**DO THIS:** Output the material below in its entirety, exactly as given.

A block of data
* BEGIN *

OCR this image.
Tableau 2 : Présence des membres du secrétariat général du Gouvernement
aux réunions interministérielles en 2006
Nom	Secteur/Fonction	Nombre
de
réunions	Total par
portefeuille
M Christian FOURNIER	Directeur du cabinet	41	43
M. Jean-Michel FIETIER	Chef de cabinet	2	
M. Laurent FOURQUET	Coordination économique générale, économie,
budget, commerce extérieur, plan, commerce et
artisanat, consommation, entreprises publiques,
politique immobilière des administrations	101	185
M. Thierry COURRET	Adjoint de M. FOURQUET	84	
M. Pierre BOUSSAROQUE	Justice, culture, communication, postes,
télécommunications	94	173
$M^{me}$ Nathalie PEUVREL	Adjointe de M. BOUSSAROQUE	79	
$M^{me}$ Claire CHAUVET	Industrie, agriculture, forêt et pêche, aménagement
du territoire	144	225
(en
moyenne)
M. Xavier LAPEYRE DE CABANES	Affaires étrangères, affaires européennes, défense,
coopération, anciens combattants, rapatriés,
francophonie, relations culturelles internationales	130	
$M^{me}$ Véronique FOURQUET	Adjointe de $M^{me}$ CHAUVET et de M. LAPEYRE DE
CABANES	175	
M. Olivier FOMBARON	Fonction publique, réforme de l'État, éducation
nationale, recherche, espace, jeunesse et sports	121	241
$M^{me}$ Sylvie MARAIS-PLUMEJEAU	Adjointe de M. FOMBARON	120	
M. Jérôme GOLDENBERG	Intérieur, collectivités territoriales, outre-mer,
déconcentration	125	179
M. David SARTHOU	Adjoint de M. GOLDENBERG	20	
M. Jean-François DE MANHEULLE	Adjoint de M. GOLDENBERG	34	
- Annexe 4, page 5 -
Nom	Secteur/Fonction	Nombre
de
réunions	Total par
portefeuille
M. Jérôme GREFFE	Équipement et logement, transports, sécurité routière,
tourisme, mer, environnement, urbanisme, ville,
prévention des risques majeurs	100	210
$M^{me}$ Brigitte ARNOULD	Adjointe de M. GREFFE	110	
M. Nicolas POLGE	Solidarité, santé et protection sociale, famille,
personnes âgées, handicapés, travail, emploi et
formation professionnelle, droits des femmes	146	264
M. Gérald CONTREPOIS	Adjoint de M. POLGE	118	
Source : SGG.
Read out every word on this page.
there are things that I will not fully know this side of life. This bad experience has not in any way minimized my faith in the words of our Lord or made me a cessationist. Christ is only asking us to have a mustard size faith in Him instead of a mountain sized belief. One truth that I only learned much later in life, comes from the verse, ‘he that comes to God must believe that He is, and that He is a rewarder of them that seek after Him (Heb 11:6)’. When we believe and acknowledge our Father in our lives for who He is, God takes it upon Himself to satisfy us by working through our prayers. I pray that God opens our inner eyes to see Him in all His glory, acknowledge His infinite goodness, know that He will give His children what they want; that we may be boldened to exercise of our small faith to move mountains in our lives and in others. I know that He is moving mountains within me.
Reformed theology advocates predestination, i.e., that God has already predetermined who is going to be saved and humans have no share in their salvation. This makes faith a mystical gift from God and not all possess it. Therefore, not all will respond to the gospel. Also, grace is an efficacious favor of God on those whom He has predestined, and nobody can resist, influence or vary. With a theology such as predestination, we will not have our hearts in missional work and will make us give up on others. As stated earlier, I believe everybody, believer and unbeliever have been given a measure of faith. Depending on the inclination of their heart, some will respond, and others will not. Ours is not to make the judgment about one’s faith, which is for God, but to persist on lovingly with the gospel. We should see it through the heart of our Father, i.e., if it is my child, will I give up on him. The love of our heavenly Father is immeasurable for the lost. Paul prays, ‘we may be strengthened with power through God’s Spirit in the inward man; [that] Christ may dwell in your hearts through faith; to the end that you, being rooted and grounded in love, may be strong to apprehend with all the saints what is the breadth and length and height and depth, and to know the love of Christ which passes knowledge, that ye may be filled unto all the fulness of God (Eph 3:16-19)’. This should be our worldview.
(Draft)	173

* END *

**TASK ANSWER:**
OCR this image.
Tableau 2 : Présence des membres du secrétariat général du Gouvernement
aux réunions interministérielles en 2006
Nom	Secteur/Fonction	Nombre
de
réunions	Total par
portefeuille
M Christian FOURNIER	Directeur du cabinet	41	43
M. Jean-Michel FIETIER	Chef de cabinet	2	
M. Laurent FOURQUET	Coordination économique générale, économie,
budget, commerce extérieur, plan, commerce et
artisanat, consommation, entreprises publiques,
politique immobilière des administrations	101	185
M. Thierry COURRET	Adjoint de M. FOURQUET	84	
M. Pierre BOUSSAROQUE	Justice, culture, communication, postes,
télécommunications	94	173
$M^{me}$ Nathalie PEUVREL	Adjointe de M. BOUSSAROQUE	79	
$M^{me}$ Claire CHAUVET	Industrie, agriculture, forêt et pêche, aménagement
du territoire	144	225
(en
moyenne)
M. Xavier LAPEYRE DE CABANES	Affaires étrangères, affaires européennes, défense,
coopération, anciens combattants, rapatriés,
francophonie, relations culturelles internationales	130	
$M^{me}$ Véronique FOURQUET	Adjointe de $M^{me}$ CHAUVET et de M. LAPEYRE DE
CABANES	175	
M. Olivier FOMBARON	Fonction publique, réforme de l'État, éducation
nationale, recherche, espace, jeunesse et sports	121	241
$M^{me}$ Sylvie MARAIS-PLUMEJEAU	Adjointe de M. FOMBARON	120	
M. Jérôme GOLDENBERG	Intérieur, collectivités territoriales, outre-mer,
déconcentration	125	179
M. David SARTHOU	Adjoint de M. GOLDENBERG	20	
M. Jean-François DE MANHEULLE	Adjoint de M. GOLDENBERG	34	
- Annexe 4, page 5 -
Nom	Secteur/Fonction	Nombre
de
réunions	Total par
portefeuille
M. Jérôme GREFFE	Équipement et logement, transports, sécurité routière,
tourisme, mer, environnement, urbanisme, ville,
prévention des risques majeurs	100	210
$M^{me}$ Brigitte ARNOULD	Adjointe de M. GREFFE	110	
M. Nicolas POLGE	Solidarité, santé et protection sociale, famille,
personnes âgées, handicapés, travail, emploi et
formation professionnelle, droits des femmes	146	264
M. Gérald CONTREPOIS	Adjoint de M. POLGE	118	
Source : SGG.
Read out every word on this page.
there are things that I will not fully know this side of life. This bad experience has not in any way minimized my faith in the words of our Lord or made me a cessationist. Christ is only asking us to have a mustard size faith in Him instead of a mountain sized belief. One truth that I only learned much later in life, comes from the verse, ‘he that comes to God must believe that He is, and that He is a rewarder of them that seek after Him (Heb 11:6)’. When we believe and acknowledge our Father in our lives for who He is, God takes it upon Himself to satisfy us by working through our prayers. I pray that God opens our inner eyes to see Him in all His glory, acknowledge His infinite goodness, know that He will give His children what they want; that we may be boldened to exercise of our small faith to move mountains in our lives and in others. I know that He is moving mountains within me.
Reformed theology advocates predestination, i.e., that God has already predetermined who is going to be saved and humans have no share in their salvation. This makes faith a mystical gift from God and not all possess it. Therefore, not all will respond to the gospel. Also, grace is an efficacious favor of God on those whom He has predestined, and nobody can resist, influence or vary. With a theology such as predestination, we will not have our hearts in missional work and will make us give up on others. As stated earlier, I believe everybody, believer and unbeliever have been given a measure of faith. Depending on the inclination of their heart, some will respond, and others will not. Ours is not to make the judgment about one’s faith, which is for God, but to persist on lovingly with the gospel. We should see it through the heart of our Father, i.e., if it is my child, will I give up on him. The love of our heavenly Father is immeasurable for the lost. Paul prays, ‘we may be strengthened with power through God’s Spirit in the inward man; [that] Christ may dwell in your hearts through faith; to the end that you, being rooted and grounded in love, may be strong to apprehend with all the saints what is the breadth and length and height and depth, and to know the love of Christ which passes knowledge, that ye may be filled unto all the fulness of God (Eph 3:16-19)’. This should be our worldview.
(Draft)	173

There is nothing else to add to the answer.